What you should do: For the data below, work out how many lines include the string "title" and report only the number.

Records provided:
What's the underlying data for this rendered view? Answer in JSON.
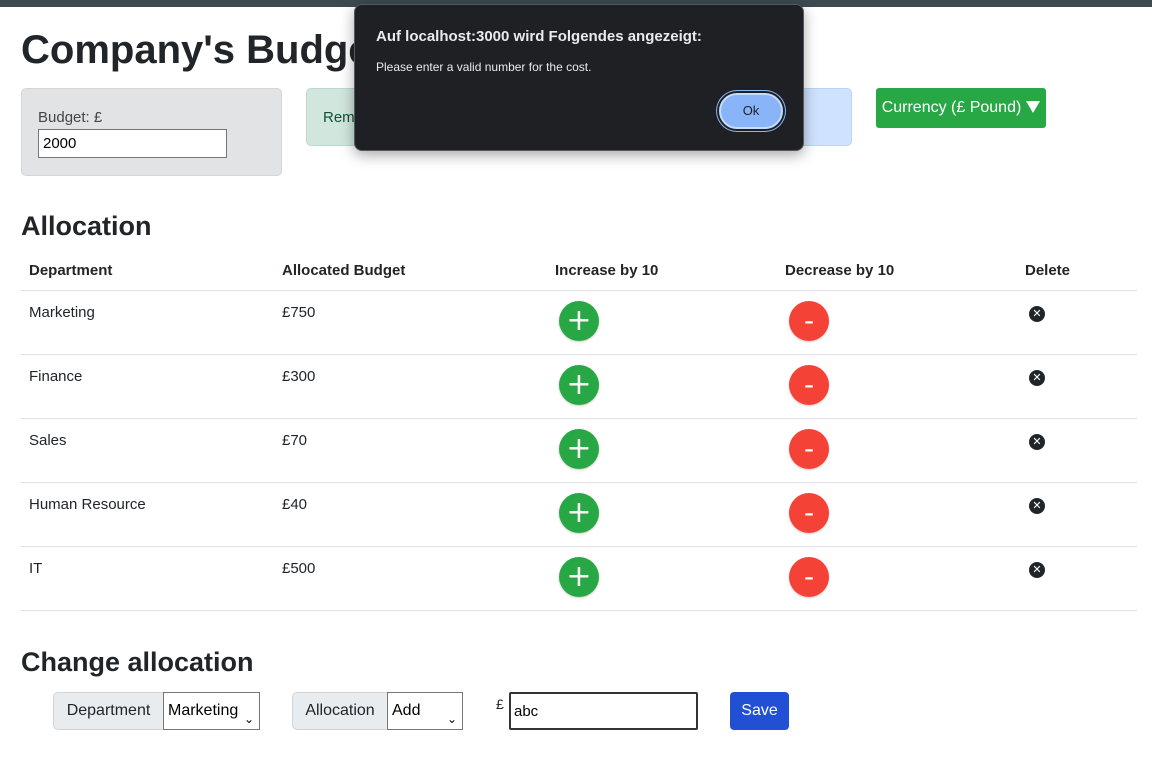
{
  "page": {
    "title": "Company's Budget",
    "budget_label": "Budget: £",
    "budget_value": "2000",
    "remaining_label": "Rem",
    "currency_button": "Currency (£ Pound)"
  },
  "allocation": {
    "title": "Allocation",
    "headers": [
      "Department",
      "Allocated Budget",
      "Increase by 10",
      "Decrease by 10",
      "Delete"
    ],
    "rows": [
      {
        "department": "Marketing",
        "budget": "£750"
      },
      {
        "department": "Finance",
        "budget": "£300"
      },
      {
        "department": "Sales",
        "budget": "£70"
      },
      {
        "department": "Human Resource",
        "budget": "£40"
      },
      {
        "department": "IT",
        "budget": "£500"
      }
    ],
    "plus_symbol": "+",
    "minus_symbol": "-",
    "delete_symbol": "✕"
  },
  "change_allocation": {
    "title": "Change allocation",
    "department_label": "Department",
    "department_selected": "Marketing",
    "allocation_label": "Allocation",
    "allocation_selected": "Add",
    "currency_symbol": "£",
    "cost_value": "abc",
    "save_label": "Save"
  },
  "dialog": {
    "title": "Auf localhost:3000 wird Folgendes angezeigt:",
    "message": "Please enter a valid number for the cost.",
    "ok_label": "Ok"
  },
  "colors": {
    "increase": "#28a745",
    "decrease": "#f44336",
    "save": "#2150d4",
    "currency": "#28a745"
  },
  "icons": {
    "increase": "plus-icon",
    "decrease": "minus-icon",
    "delete": "delete-circle-icon",
    "dropdown": "caret-down-icon"
  }
}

Result for this exercise: 4